> _TASK STATEMENT_:
Find the word "earth" in the data. Return every line where it appears.
*** Opening of EXTRACTED INFORMATION ***
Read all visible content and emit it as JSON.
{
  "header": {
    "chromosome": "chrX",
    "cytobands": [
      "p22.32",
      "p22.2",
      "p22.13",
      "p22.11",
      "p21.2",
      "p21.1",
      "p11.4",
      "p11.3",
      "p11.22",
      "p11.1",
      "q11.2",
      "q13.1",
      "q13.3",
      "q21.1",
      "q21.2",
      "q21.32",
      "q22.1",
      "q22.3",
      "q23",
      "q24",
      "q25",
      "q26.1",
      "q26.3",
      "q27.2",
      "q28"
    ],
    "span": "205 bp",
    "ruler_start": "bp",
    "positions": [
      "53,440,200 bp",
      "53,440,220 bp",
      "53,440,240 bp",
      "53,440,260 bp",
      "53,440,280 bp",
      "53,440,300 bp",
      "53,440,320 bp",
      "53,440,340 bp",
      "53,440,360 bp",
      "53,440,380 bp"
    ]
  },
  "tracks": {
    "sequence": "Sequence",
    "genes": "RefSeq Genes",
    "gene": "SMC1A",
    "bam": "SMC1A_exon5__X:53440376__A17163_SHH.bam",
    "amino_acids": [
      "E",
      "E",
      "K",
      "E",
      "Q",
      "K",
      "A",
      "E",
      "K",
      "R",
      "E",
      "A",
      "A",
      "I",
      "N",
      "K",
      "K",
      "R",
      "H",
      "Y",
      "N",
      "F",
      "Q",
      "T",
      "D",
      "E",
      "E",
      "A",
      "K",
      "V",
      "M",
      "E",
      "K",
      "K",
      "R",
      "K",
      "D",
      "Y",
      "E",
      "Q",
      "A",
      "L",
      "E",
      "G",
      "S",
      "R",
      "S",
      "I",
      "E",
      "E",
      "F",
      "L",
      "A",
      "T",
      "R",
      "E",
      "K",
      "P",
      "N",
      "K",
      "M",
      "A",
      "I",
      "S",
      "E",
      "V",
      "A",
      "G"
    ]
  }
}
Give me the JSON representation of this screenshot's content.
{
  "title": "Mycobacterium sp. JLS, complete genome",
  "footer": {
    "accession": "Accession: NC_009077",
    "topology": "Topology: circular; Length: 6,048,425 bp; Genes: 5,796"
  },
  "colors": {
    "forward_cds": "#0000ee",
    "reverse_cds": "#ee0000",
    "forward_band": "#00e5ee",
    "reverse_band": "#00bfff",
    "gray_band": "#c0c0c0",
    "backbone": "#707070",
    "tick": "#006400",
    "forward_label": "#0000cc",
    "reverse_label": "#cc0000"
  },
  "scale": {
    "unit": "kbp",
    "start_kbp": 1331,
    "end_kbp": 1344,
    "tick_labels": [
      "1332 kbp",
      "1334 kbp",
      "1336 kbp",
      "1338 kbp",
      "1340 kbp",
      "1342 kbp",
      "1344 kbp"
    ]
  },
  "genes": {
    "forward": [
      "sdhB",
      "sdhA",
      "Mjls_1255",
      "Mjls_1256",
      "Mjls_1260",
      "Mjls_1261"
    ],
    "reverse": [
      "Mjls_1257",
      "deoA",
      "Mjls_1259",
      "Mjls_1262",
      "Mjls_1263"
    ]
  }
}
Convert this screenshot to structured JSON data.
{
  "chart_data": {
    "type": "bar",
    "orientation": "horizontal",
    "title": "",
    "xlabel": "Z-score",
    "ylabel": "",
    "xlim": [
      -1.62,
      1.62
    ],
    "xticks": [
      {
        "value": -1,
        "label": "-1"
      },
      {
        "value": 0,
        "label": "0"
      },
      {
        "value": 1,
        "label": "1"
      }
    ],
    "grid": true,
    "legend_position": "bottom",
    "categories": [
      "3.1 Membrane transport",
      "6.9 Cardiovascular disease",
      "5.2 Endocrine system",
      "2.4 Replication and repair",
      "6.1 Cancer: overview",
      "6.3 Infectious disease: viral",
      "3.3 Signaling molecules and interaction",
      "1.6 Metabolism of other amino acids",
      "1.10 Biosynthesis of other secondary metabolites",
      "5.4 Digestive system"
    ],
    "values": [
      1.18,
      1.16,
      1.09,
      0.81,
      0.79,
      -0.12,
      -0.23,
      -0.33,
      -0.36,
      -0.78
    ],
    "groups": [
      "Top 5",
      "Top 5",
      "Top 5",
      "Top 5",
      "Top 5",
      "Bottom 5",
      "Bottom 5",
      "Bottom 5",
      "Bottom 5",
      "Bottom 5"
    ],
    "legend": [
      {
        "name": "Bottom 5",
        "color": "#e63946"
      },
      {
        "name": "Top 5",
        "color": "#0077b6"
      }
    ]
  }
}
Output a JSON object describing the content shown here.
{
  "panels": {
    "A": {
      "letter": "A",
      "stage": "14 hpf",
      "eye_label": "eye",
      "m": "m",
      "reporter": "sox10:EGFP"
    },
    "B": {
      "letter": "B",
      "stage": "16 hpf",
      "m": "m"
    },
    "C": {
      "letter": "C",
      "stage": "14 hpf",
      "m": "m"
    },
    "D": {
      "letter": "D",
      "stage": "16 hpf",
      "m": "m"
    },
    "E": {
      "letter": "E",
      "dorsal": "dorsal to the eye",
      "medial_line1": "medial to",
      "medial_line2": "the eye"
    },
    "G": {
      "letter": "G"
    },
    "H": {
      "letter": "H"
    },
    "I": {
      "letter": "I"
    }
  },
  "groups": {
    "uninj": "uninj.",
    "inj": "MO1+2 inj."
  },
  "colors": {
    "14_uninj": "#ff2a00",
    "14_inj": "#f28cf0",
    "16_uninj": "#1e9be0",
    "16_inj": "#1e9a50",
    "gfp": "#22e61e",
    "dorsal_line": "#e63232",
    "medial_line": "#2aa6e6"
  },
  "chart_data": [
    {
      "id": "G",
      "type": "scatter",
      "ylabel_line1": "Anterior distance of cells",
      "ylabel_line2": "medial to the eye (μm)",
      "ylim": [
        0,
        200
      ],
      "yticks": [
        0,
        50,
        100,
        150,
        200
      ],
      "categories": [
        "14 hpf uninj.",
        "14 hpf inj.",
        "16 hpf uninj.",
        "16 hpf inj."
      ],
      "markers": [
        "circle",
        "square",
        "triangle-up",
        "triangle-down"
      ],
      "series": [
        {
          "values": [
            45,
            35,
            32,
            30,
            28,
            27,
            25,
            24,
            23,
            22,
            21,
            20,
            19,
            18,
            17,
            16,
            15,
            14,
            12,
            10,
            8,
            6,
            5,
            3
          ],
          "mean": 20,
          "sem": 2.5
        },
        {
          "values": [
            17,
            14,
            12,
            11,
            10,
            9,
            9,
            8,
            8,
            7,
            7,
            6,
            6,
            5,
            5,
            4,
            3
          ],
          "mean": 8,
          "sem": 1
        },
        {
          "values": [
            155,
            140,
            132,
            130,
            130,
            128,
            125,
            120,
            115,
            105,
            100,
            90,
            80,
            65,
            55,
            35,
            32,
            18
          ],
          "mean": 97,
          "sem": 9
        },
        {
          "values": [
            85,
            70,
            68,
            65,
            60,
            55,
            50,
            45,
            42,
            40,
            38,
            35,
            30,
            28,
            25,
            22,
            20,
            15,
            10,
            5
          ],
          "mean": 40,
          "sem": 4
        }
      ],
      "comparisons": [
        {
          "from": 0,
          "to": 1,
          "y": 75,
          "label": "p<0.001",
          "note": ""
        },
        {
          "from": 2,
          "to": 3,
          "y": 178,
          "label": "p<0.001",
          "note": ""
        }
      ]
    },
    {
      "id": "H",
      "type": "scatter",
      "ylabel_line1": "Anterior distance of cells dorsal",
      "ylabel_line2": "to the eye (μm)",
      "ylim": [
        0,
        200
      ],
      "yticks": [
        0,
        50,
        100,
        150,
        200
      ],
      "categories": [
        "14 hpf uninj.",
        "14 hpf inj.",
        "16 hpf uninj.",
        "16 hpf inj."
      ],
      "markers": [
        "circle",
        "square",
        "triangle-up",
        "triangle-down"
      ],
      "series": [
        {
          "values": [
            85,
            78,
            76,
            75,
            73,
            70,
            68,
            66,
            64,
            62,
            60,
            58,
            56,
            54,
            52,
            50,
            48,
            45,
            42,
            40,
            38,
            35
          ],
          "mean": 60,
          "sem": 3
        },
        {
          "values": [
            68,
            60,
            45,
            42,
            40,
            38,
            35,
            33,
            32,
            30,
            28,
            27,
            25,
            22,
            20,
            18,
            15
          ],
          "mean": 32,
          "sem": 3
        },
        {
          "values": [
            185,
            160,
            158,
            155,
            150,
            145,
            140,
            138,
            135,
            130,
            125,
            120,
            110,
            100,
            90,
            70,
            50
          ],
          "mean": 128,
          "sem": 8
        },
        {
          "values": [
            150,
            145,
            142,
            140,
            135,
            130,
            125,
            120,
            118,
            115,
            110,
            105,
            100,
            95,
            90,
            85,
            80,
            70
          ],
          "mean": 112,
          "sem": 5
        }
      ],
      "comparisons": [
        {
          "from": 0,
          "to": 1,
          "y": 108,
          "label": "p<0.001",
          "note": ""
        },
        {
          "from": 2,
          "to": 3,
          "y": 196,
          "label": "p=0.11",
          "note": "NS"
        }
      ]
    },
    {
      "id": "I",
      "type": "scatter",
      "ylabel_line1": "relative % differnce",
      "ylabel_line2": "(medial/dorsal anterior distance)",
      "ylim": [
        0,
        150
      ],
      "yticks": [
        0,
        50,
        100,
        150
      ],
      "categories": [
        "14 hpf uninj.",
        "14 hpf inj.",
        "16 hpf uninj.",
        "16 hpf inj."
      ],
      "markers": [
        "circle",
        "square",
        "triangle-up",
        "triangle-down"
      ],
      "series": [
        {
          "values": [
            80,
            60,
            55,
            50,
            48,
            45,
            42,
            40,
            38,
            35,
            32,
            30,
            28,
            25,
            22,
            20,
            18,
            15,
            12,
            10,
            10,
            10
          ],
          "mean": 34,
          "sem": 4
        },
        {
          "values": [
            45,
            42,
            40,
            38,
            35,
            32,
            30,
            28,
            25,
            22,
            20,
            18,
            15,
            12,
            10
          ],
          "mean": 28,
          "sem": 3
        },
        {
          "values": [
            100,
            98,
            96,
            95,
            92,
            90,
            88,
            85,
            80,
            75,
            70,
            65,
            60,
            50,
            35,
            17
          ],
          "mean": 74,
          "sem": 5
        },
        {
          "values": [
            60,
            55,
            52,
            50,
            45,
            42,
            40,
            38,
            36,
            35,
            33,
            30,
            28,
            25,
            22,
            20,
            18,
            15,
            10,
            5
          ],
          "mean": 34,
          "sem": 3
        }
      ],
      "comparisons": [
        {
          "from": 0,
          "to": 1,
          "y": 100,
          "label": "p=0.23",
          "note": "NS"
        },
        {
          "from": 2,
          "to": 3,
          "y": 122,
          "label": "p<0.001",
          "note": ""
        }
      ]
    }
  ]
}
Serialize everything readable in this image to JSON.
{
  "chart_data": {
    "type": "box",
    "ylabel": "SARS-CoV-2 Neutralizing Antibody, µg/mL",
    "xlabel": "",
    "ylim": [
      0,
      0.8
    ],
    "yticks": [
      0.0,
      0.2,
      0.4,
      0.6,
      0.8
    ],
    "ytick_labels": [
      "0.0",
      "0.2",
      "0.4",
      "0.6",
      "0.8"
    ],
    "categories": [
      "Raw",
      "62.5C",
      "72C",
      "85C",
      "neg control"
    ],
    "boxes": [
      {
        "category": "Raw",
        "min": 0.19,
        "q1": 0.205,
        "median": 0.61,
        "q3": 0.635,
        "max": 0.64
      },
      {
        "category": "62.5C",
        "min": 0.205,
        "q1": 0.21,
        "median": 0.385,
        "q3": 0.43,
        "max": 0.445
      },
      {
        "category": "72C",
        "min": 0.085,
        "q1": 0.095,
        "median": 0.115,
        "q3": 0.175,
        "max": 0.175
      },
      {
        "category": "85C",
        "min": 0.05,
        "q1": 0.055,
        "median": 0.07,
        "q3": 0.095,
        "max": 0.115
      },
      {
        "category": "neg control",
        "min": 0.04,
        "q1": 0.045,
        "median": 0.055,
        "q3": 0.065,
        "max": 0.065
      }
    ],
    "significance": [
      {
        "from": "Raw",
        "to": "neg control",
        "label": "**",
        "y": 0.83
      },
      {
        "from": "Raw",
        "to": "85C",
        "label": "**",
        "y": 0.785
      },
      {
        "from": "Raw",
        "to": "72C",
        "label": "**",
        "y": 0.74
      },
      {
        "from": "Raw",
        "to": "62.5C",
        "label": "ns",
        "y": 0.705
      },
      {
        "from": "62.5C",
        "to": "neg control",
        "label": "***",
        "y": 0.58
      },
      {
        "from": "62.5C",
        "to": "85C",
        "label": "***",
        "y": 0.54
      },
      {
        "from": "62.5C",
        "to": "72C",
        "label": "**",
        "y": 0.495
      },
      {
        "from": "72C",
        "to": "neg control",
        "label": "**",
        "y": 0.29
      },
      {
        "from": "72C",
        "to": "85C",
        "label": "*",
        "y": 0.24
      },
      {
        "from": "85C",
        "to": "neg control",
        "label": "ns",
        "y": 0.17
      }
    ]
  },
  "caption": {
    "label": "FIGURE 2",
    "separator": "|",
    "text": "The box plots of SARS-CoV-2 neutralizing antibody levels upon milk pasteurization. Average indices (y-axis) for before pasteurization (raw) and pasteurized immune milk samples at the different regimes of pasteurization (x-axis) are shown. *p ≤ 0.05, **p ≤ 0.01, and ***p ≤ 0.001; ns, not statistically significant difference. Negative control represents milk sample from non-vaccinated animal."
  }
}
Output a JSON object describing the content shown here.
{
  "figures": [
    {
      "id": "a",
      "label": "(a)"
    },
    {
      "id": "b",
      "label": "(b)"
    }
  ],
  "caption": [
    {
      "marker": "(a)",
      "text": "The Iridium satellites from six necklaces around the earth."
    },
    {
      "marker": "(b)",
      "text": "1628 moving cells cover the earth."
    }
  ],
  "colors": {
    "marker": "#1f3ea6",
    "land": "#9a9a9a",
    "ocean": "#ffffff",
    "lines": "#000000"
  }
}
*** Close of EXTRACTED INFORMATION ***
> _WRITTEN SOLUTION_:
      "text": "The Iridium satellites from six necklaces around the earth."
      "text": "1628 moving cells cover the earth."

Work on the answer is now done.